__DATA PROVIDED__
==================================================

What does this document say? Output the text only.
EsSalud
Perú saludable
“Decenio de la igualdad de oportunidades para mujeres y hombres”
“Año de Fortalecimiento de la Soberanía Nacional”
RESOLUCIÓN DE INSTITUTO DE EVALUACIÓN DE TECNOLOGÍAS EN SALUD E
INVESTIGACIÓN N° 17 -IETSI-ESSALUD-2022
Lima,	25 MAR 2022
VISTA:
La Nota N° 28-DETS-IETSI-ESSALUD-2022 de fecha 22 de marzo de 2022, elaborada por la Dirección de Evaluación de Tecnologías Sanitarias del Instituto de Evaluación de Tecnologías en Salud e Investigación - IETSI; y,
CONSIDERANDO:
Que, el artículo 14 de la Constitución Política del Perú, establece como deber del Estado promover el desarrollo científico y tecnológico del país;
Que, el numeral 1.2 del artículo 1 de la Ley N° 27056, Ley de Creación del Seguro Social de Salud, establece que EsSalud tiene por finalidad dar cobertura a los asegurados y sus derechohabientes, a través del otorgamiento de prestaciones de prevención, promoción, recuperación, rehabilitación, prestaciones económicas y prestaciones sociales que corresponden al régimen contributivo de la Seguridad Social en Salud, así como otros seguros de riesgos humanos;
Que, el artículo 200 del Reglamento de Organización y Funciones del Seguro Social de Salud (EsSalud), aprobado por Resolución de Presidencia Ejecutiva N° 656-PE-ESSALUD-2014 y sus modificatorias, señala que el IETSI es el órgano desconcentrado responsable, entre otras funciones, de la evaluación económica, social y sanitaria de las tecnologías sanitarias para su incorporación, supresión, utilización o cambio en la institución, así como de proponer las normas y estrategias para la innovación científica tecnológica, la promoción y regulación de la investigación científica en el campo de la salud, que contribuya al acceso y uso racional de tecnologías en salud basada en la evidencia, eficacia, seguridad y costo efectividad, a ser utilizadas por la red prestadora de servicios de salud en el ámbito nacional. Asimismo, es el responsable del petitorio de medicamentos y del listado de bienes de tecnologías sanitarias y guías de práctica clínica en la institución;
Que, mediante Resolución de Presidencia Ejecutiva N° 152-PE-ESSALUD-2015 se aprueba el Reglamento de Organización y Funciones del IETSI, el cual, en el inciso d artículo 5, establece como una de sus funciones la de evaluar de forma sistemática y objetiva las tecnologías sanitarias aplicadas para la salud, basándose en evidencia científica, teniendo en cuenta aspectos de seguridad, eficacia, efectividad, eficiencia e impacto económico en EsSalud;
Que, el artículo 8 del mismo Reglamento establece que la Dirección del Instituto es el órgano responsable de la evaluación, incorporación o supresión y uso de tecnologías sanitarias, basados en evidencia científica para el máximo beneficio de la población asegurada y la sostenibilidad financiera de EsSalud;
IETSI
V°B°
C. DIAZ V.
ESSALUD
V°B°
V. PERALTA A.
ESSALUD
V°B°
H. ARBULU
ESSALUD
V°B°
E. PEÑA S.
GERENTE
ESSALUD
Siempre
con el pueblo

==================================================

Reproduce each line of the material containing the word "Dirección".

__RESPONSE TO THE TASK__
La Nota N° 28-DETS-IETSI-ESSALUD-2022 de fecha 22 de marzo de 2022, elaborada por la Dirección de Evaluación de Tecnologías Sanitarias del Instituto de Evaluación de Tecnologías en Salud e Investigación - IETSI; y,
Que, el artículo 8 del mismo Reglamento establece que la Dirección del Instituto es el órgano responsable de la evaluación, incorporación o supresión y uso de tecnologías sanitarias, basados en evidencia científica para el máximo beneficio de la población asegurada y la sostenibilidad financiera de EsSalud;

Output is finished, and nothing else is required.